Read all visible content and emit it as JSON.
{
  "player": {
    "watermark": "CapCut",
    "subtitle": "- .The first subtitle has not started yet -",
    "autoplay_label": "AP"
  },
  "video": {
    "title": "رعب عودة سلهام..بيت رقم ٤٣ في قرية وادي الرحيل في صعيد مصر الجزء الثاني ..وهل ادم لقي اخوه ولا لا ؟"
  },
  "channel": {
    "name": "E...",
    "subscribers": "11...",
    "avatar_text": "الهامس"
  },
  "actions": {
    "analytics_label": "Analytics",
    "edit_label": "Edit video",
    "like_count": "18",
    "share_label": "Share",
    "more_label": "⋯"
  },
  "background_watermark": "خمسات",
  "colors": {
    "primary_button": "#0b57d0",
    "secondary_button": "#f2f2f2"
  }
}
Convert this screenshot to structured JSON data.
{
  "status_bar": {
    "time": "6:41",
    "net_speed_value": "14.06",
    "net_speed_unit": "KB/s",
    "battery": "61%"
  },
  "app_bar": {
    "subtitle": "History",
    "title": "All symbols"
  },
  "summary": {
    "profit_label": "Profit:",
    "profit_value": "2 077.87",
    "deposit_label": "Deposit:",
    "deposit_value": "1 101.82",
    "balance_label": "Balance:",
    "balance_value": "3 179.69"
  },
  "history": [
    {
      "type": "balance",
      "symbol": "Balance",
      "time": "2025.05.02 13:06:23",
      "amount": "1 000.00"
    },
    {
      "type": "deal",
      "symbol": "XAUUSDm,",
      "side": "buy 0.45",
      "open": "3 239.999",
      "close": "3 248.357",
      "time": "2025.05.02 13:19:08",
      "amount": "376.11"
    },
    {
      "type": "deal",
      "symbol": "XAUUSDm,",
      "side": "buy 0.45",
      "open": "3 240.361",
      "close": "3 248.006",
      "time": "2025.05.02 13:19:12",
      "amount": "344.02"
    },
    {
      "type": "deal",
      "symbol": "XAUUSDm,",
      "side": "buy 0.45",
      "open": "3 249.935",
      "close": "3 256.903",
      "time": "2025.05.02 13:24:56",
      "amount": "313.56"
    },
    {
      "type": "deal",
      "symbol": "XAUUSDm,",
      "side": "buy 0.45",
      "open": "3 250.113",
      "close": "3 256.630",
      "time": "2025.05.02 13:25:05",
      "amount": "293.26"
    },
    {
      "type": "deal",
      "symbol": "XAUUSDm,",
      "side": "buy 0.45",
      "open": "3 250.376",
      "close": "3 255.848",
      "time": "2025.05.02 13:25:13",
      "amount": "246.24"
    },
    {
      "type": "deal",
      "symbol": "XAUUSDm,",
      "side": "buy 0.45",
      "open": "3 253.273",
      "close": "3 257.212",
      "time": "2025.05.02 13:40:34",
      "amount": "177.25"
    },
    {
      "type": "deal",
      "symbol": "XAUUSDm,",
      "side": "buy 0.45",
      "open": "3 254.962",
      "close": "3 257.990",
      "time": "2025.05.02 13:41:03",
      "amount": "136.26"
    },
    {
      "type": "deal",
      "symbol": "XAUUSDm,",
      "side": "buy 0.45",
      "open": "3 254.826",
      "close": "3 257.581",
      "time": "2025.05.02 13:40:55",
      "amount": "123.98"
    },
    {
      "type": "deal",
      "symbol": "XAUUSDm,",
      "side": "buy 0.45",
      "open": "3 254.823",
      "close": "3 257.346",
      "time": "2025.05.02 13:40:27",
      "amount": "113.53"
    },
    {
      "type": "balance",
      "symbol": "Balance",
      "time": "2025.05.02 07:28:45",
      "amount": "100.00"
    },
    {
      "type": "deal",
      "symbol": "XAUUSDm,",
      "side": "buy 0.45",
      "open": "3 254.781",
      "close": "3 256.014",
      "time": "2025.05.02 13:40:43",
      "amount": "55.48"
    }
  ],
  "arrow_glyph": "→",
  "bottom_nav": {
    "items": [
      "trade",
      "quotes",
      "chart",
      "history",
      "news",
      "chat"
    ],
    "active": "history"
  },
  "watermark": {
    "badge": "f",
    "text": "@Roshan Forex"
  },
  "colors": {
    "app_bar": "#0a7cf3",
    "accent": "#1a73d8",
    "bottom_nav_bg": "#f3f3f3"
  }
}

■ **Your instructions**: Extract, from the material above, each line holding the word "open".

■ **The reply**:
      "open": "3 239.999",
      "open": "3 240.361",
      "open": "3 249.935",
      "open": "3 250.113",
      "open": "3 250.376",
      "open": "3 253.273",
      "open": "3 254.962",
      "open": "3 254.826",
      "open": "3 254.823",
      "open": "3 254.781",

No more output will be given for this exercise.